_TASK BRIEF_. Below are the records; collect from them each line containing the string "sehr".

◇ ◇ ◇ ◇

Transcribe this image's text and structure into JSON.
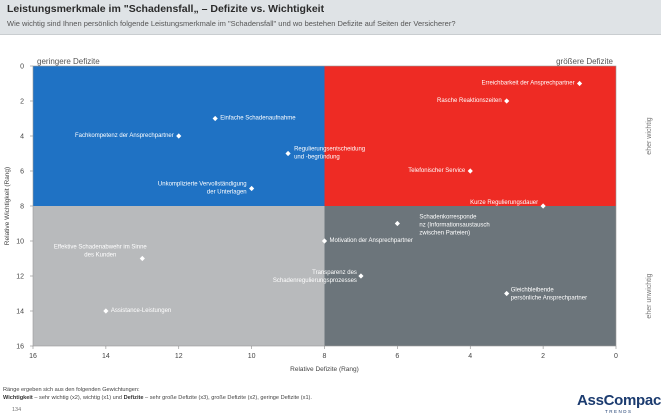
{
  "header": {
    "title": "Leistungsmerkmale im \"Schadensfall„ – Defizite vs. Wichtigkeit",
    "subtitle": "Wie wichtig sind Ihnen persönlich folgende Leistungsmerkmale im \"Schadensfall\" und wo bestehen Defizite auf Seiten der Versicherer?"
  },
  "chart_data": {
    "type": "scatter",
    "xlabel": "Relative Defizite (Rang)",
    "ylabel": "Relative Wichtigkeit (Rang)",
    "xlim": [
      16,
      0
    ],
    "ylim": [
      0,
      16
    ],
    "x_ticks": [
      "16",
      "14",
      "12",
      "10",
      "8",
      "6",
      "4",
      "2",
      "0"
    ],
    "y_ticks": [
      "0",
      "2",
      "4",
      "6",
      "8",
      "10",
      "12",
      "14",
      "16"
    ],
    "quadrant_colors": {
      "top_left": "#1f72c4",
      "top_right": "#ee2b24",
      "bottom_left": "#b8babc",
      "bottom_right": "#6c757b"
    },
    "corner_labels": {
      "top_left": "geringere Defizite",
      "top_right": "größere Defizite",
      "right_top": "eher wichtig",
      "right_bottom": "eher unwichtig"
    },
    "points": [
      {
        "label": "Erreichbarkeit der Ansprechpartner",
        "x": 1,
        "y": 1
      },
      {
        "label": "Rasche Reaktionszeiten",
        "x": 3,
        "y": 2
      },
      {
        "label": "Einfache Schadenaufnahme",
        "x": 11,
        "y": 3
      },
      {
        "label": "Fachkompetenz der Ansprechpartner",
        "x": 12,
        "y": 4
      },
      {
        "label": "Regulierungsentscheidung und -begründung",
        "x": 9,
        "y": 5
      },
      {
        "label": "Telefonischer Service",
        "x": 4,
        "y": 6
      },
      {
        "label": "Unkomplizierte Vervollständigung der Unterlagen",
        "x": 10,
        "y": 7
      },
      {
        "label": "Kurze Regulierungsdauer",
        "x": 2,
        "y": 8
      },
      {
        "label": "Schadenkorrespondenz (Informationsaustausch zwischen Parteien)",
        "x": 6,
        "y": 9
      },
      {
        "label": "Motivation der Ansprechpartner",
        "x": 8,
        "y": 10
      },
      {
        "label": "Effektive Schadenabwehr im Sinne des Kunden",
        "x": 13,
        "y": 11
      },
      {
        "label": "Transparenz des Schadenregulierungsprozesses",
        "x": 7,
        "y": 12
      },
      {
        "label": "Gleichbleibende persönliche Ansprechpartner",
        "x": 3,
        "y": 13
      },
      {
        "label": "Assistance-Leistungen",
        "x": 14,
        "y": 14
      }
    ]
  },
  "footer": {
    "line1": "Ränge ergeben sich aus den folgenden Gewichtungen:",
    "line2_bold1": "Wichtigkeit",
    "line2_mid": " – sehr wichtig (x2), wichtig (x1) und ",
    "line2_bold2": "Defizite",
    "line2_end": " – sehr große Defizite (x3), große Defizite (x2), geringe Defizite (x1).",
    "page_number": "134"
  },
  "logo": {
    "name": "AssCompact",
    "sub": "TRENDS"
  }
}
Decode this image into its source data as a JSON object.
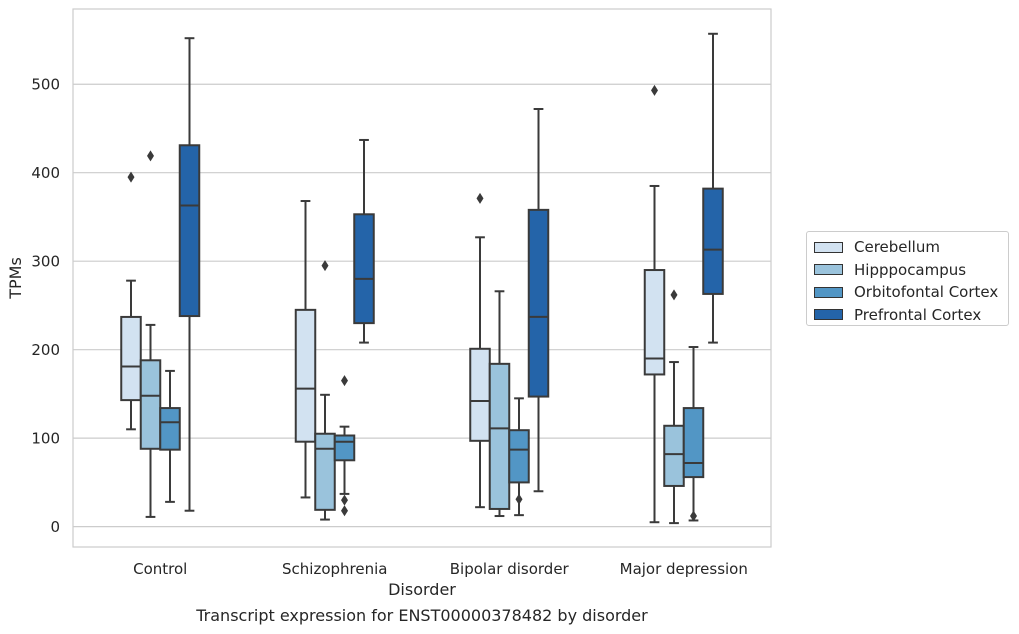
{
  "caption": "Transcript expression for ENST00000378482 by disorder",
  "chart_data": {
    "type": "box",
    "title": "",
    "xlabel": "Disorder",
    "ylabel": "TPMs",
    "ylim": [
      -23,
      585
    ],
    "yticks": [
      0,
      100,
      200,
      300,
      400,
      500
    ],
    "grid": "horizontal",
    "legend_position": "right",
    "categories": [
      "Control",
      "Schizophrenia",
      "Bipolar disorder",
      "Major depression"
    ],
    "series": [
      {
        "name": "Cerebellum",
        "color": "#d2e2f1",
        "boxes": [
          {
            "whislo": 110,
            "q1": 143,
            "med": 181,
            "q3": 237,
            "whishi": 278,
            "fliers": [
              395
            ]
          },
          {
            "whislo": 33,
            "q1": 96,
            "med": 156,
            "q3": 245,
            "whishi": 368,
            "fliers": []
          },
          {
            "whislo": 22,
            "q1": 97,
            "med": 142,
            "q3": 201,
            "whishi": 327,
            "fliers": [
              371
            ]
          },
          {
            "whislo": 5,
            "q1": 172,
            "med": 190,
            "q3": 290,
            "whishi": 385,
            "fliers": [
              493
            ]
          }
        ]
      },
      {
        "name": "Hipppocampus",
        "color": "#9ac3dc",
        "boxes": [
          {
            "whislo": 11,
            "q1": 88,
            "med": 148,
            "q3": 188,
            "whishi": 228,
            "fliers": [
              419
            ]
          },
          {
            "whislo": 8,
            "q1": 19,
            "med": 88,
            "q3": 105,
            "whishi": 149,
            "fliers": [
              295
            ]
          },
          {
            "whislo": 12,
            "q1": 20,
            "med": 111,
            "q3": 184,
            "whishi": 266,
            "fliers": []
          },
          {
            "whislo": 4,
            "q1": 46,
            "med": 82,
            "q3": 114,
            "whishi": 186,
            "fliers": [
              262
            ]
          }
        ]
      },
      {
        "name": "Orbitofontal Cortex",
        "color": "#5296c5",
        "boxes": [
          {
            "whislo": 28,
            "q1": 87,
            "med": 118,
            "q3": 134,
            "whishi": 176,
            "fliers": []
          },
          {
            "whislo": 37,
            "q1": 75,
            "med": 96,
            "q3": 103,
            "whishi": 113,
            "fliers": [
              165,
              30,
              18
            ]
          },
          {
            "whislo": 13,
            "q1": 50,
            "med": 87,
            "q3": 109,
            "whishi": 145,
            "fliers": [
              31
            ]
          },
          {
            "whislo": 7,
            "q1": 56,
            "med": 72,
            "q3": 134,
            "whishi": 203,
            "fliers": [
              12
            ]
          }
        ]
      },
      {
        "name": "Prefrontal Cortex",
        "color": "#2464a9",
        "boxes": [
          {
            "whislo": 18,
            "q1": 238,
            "med": 363,
            "q3": 431,
            "whishi": 552,
            "fliers": []
          },
          {
            "whislo": 208,
            "q1": 230,
            "med": 280,
            "q3": 353,
            "whishi": 437,
            "fliers": []
          },
          {
            "whislo": 40,
            "q1": 147,
            "med": 237,
            "q3": 358,
            "whishi": 472,
            "fliers": []
          },
          {
            "whislo": 208,
            "q1": 263,
            "med": 313,
            "q3": 382,
            "whishi": 557,
            "fliers": []
          }
        ]
      }
    ]
  }
}
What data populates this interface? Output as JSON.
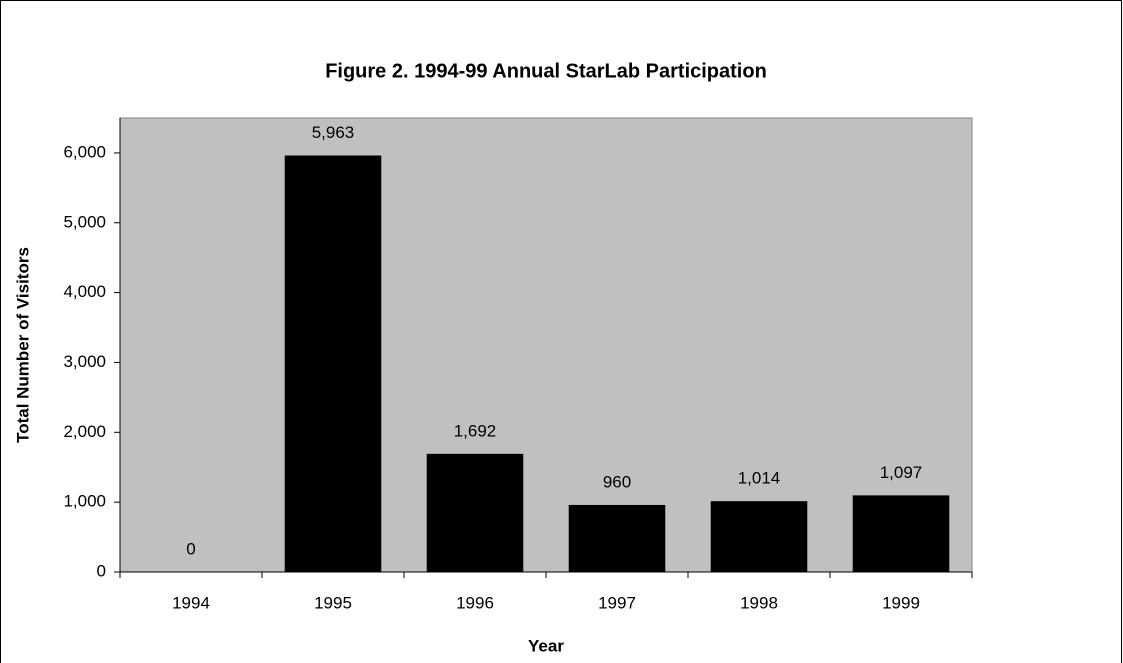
{
  "chart_data": {
    "type": "bar",
    "title": "Figure 2.  1994-99 Annual StarLab Participation",
    "x_label": "Year",
    "y_label": "Total Number of Visitors",
    "categories": [
      "1994",
      "1995",
      "1996",
      "1997",
      "1998",
      "1999"
    ],
    "values": [
      0,
      5963,
      1692,
      960,
      1014,
      1097
    ],
    "value_labels": [
      "0",
      "5,963",
      "1,692",
      "960",
      "1,014",
      "1,097"
    ],
    "color": "#000000",
    "plot_background": "#c0c0c0",
    "ylim": [
      0,
      6500
    ],
    "yticks": [
      0,
      {
        "value": 1000,
        "label": "1,000"
      },
      {
        "value": 2000,
        "label": "2,000"
      },
      {
        "value": 3000,
        "label": "3,000"
      },
      {
        "value": 4000,
        "label": "4,000"
      },
      {
        "value": 5000,
        "label": "5,000"
      },
      {
        "value": 6000,
        "label": "6,000"
      }
    ]
  }
}
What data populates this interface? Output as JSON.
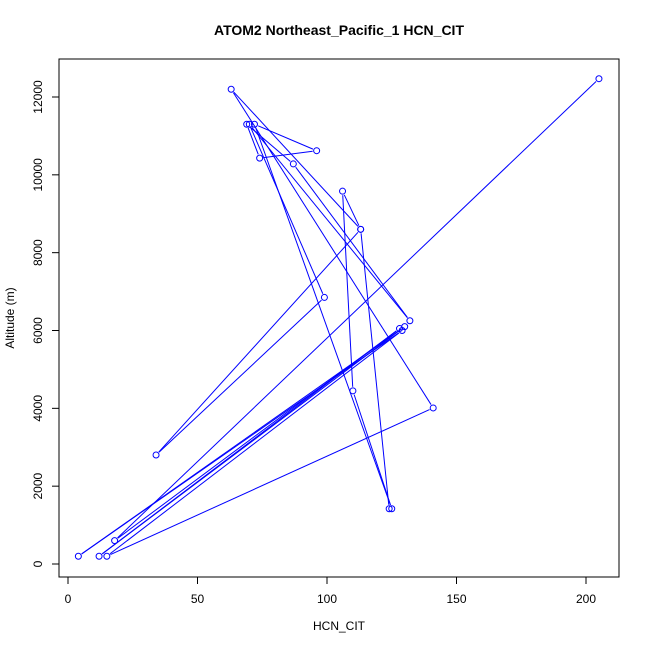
{
  "chart_data": {
    "type": "scatter",
    "title": "ATOM2 Northeast_Pacific_1 HCN_CIT",
    "xlabel": "HCN_CIT",
    "ylabel": "Altitude (m)",
    "xlim": [
      0,
      205
    ],
    "ylim": [
      0,
      12500
    ],
    "x_ticks": [
      0,
      50,
      100,
      150,
      200
    ],
    "y_ticks": [
      0,
      2000,
      4000,
      6000,
      8000,
      10000,
      12000
    ],
    "connected": true,
    "marker": "open-circle",
    "color": "#0000ff",
    "series": [
      {
        "x": [
          205,
          18,
          128,
          12,
          130,
          4,
          129,
          15,
          141,
          63,
          113,
          106,
          110,
          125,
          72,
          96,
          74,
          69,
          87,
          132,
          70,
          99,
          34,
          113,
          124
        ],
        "y": [
          12470,
          600,
          6050,
          200,
          6100,
          200,
          6000,
          200,
          4010,
          12200,
          8600,
          9580,
          4450,
          1420,
          11300,
          10620,
          10430,
          11300,
          10280,
          6250,
          11300,
          6850,
          2800,
          8600,
          1420
        ]
      }
    ]
  }
}
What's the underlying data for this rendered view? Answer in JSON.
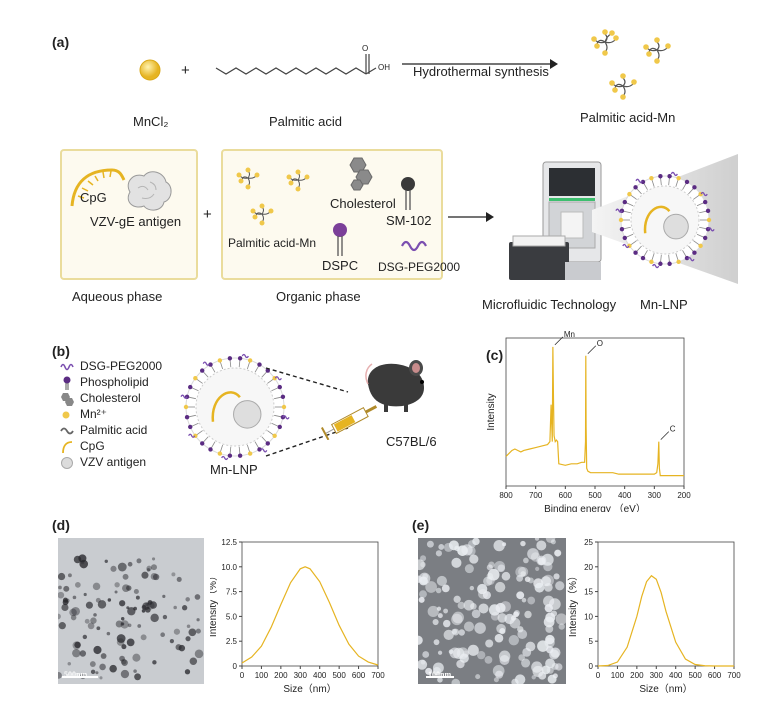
{
  "panels": {
    "a": "(a)",
    "b": "(b)",
    "c": "(c)",
    "d": "(d)",
    "e": "(e)"
  },
  "panel_a": {
    "mncl2": "MnCl₂",
    "plus": "+",
    "palmitic_acid": "Palmitic acid",
    "oh": "OH",
    "o": "O",
    "synthesis": "Hydrothermal synthesis",
    "palmitic_acid_mn": "Palmitic acid-Mn",
    "cpg": "CpG",
    "vzv_antigen": "VZV-gE antigen",
    "plus2": "+",
    "cholesterol": "Cholesterol",
    "sm102": "SM-102",
    "pa_mn_small": "Palmitic acid-Mn",
    "dspc": "DSPC",
    "dsg_peg": "DSG-PEG2000",
    "aqueous": "Aqueous phase",
    "organic": "Organic phase",
    "microfluidic": "Microfluidic Technology",
    "mn_lnp": "Mn-LNP"
  },
  "panel_b": {
    "legend": [
      {
        "label": "DSG-PEG2000",
        "icon": "peg-squiggle-icon"
      },
      {
        "label": "Phospholipid",
        "icon": "phospholipid-icon"
      },
      {
        "label": "Cholesterol",
        "icon": "cholesterol-icon"
      },
      {
        "label": "Mn²⁺",
        "icon": "mn-dot-icon"
      },
      {
        "label": "Palmitic acid",
        "icon": "palmitic-acid-icon"
      },
      {
        "label": "CpG",
        "icon": "cpg-icon"
      },
      {
        "label": "VZV antigen",
        "icon": "vzv-antigen-icon"
      }
    ],
    "mn_lnp": "Mn-LNP",
    "mouse": "C57BL/6"
  },
  "chart_data": [
    {
      "type": "line",
      "id": "c",
      "title": "",
      "xlabel": "Binding energy （eV）",
      "ylabel": "Intensity",
      "xlim": [
        800,
        200
      ],
      "x_ticks": [
        800,
        700,
        600,
        500,
        400,
        300,
        200
      ],
      "annotations": [
        {
          "text": "Mn",
          "x": 642
        },
        {
          "text": "O",
          "x": 531
        },
        {
          "text": "C",
          "x": 285
        }
      ],
      "series": [
        {
          "color": "#e6b422",
          "x": [
            800,
            790,
            780,
            770,
            760,
            750,
            740,
            720,
            700,
            680,
            660,
            652,
            648,
            644,
            642,
            640,
            638,
            634,
            630,
            626,
            622,
            600,
            580,
            560,
            545,
            535,
            532,
            531,
            530,
            528,
            524,
            515,
            500,
            480,
            460,
            440,
            420,
            400,
            380,
            360,
            340,
            320,
            300,
            292,
            288,
            285,
            283,
            280,
            276,
            260,
            240,
            220,
            200
          ],
          "y": [
            0.2,
            0.22,
            0.24,
            0.25,
            0.24,
            0.23,
            0.24,
            0.25,
            0.26,
            0.27,
            0.28,
            0.3,
            0.55,
            0.3,
            0.94,
            0.6,
            0.34,
            0.3,
            0.31,
            0.3,
            0.15,
            0.14,
            0.15,
            0.15,
            0.16,
            0.16,
            0.3,
            0.88,
            0.4,
            0.12,
            0.1,
            0.09,
            0.09,
            0.09,
            0.09,
            0.09,
            0.08,
            0.08,
            0.08,
            0.08,
            0.08,
            0.08,
            0.08,
            0.09,
            0.15,
            0.3,
            0.12,
            0.07,
            0.07,
            0.07,
            0.07,
            0.07,
            0.07
          ]
        }
      ]
    },
    {
      "type": "line",
      "id": "d",
      "title": "",
      "xlabel": "Size（nm）",
      "ylabel": "Intensity（%）",
      "xlim": [
        0,
        700
      ],
      "ylim": [
        0,
        12.5
      ],
      "x_ticks": [
        0,
        100,
        200,
        300,
        400,
        500,
        600,
        700
      ],
      "y_ticks": [
        0,
        2.5,
        5.0,
        7.5,
        10.0,
        12.5
      ],
      "y_tick_labels": [
        "0",
        "2.5",
        "5.0",
        "7.5",
        "10.0",
        "12.5"
      ],
      "series": [
        {
          "color": "#e6b422",
          "x": [
            0,
            50,
            100,
            150,
            200,
            250,
            300,
            325,
            350,
            400,
            450,
            500,
            550,
            600,
            650,
            700
          ],
          "y": [
            0.3,
            0.9,
            2.0,
            3.9,
            6.2,
            8.4,
            9.8,
            10.0,
            9.8,
            8.5,
            6.4,
            4.1,
            2.2,
            1.0,
            0.4,
            0.1
          ]
        }
      ]
    },
    {
      "type": "line",
      "id": "e",
      "title": "",
      "xlabel": "Size（nm）",
      "ylabel": "Intensity（%）",
      "xlim": [
        0,
        700
      ],
      "ylim": [
        0,
        25
      ],
      "x_ticks": [
        0,
        100,
        200,
        300,
        400,
        500,
        600,
        700
      ],
      "y_ticks": [
        0,
        5,
        10,
        15,
        20,
        25
      ],
      "series": [
        {
          "color": "#e6b422",
          "x": [
            0,
            50,
            100,
            150,
            200,
            225,
            250,
            275,
            300,
            325,
            350,
            400,
            450,
            500,
            550,
            600,
            700
          ],
          "y": [
            0.0,
            0.1,
            0.8,
            3.8,
            10.0,
            14.0,
            17.0,
            18.2,
            17.5,
            14.8,
            11.0,
            4.8,
            1.4,
            0.3,
            0.05,
            0.0,
            0.0
          ]
        }
      ]
    }
  ],
  "micrographs": {
    "d_scale": "500nm",
    "e_scale": "100nm"
  }
}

◇ ◇ ◇ ◇

_RESPONSE_.
    "line2_mid": " – sehr wichtig (x2), wichtig (x1) und ",
    "line2_end": " – sehr große Defizite (x3), große Defizite (x2), geringe Defizite (x1).",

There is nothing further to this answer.